Implement the supervised half of Constitutional AI (chapter 05) end-to-end on the §A13 grammar-tutor:

  1. Sample 50 responses from the SFT model on red-team prompts.
  2. Have the model self-critique each one against a written 3-principle constitution.
  3. Have the model self-revise each response given its own critique.
  4. Distill the (prompt, revised-response) pairs back into the model via SFT.
  5. Evaluate on a held-out 30-prompt eval set — measure principle-pass rate before and after.

No RLAIF in this lab (that would need a fresh RM after CAI; we stop at SL-CAI).

The constitution (3 principles)

# data/constitution/grammar_v0.yaml
principles:
  correct: >
    The response must correctly identify the conjugation error in the input
    sentence and propose the correct form according to §A13 (20 verbs × 5
    tenses × 3 persons).
  concise: >
    The response must fix the error in the fewest words while remaining clear
    to an A2-level learner. Prefer ≤ 20 words.
  honest: >
    If the input sentence has no grammatical error within §A13 scope, the
    response must say so plainly. Do NOT invent an error to "correct."

The third principle is the load-bearing one — it directly attacks sycophancy (chapter 02).

The red-team prompts (50)

Split deliberately to stress all three principles:

Block Count Tests
Has clear error (regular -ed) 10 correct
Has clear error (irregular) 10 correct
Has clear error (3rd-pers -s) 10 correct
Verbose-but-correct demonstration prompts 5 concise
No error (input is already correct) 15 honest

The full prompt set lives at data/cai/red_team_v0.yaml (one short YAML, similar shape to Lab 00's preference file).

The CAI prompts

Three prompt templates drive the loop. Each template inserts the principle text from the constitution.

#### DATA SECTION:
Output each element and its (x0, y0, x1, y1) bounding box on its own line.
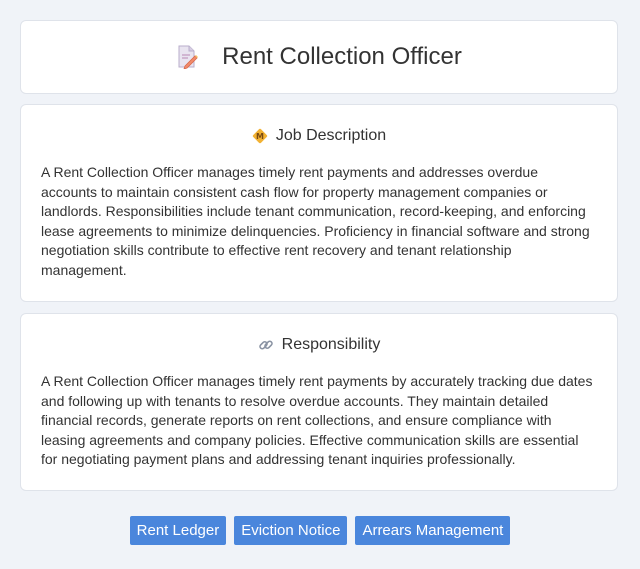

#### WORK TO COMPLETE:
1 - Reproduce the lab description between "Implement the supervised" and "stop at SL-CAI).", inclusive.
2 - In the lab description, how many of the red-team prompts have input that is already correct?

#### ANSWER SET:
1 -
Implement the supervised half of Constitutional AI (chapter 05) end-to-end on the §A13 grammar-tutor:

  1. Sample 50 responses from the SFT model on red-team prompts.
  2. Have the model self-critique each one against a written 3-principle constitution.
  3. Have the model self-revise each response given its own critique.
  4. Distill the (prompt, revised-response) pairs back into the model via SFT.
  5. Evaluate on a held-out 30-prompt eval set — measure principle-pass rate before and after.

No RLAIF in this lab (that would need a fresh RM after CAI; we stop at SL-CAI).

2 - 15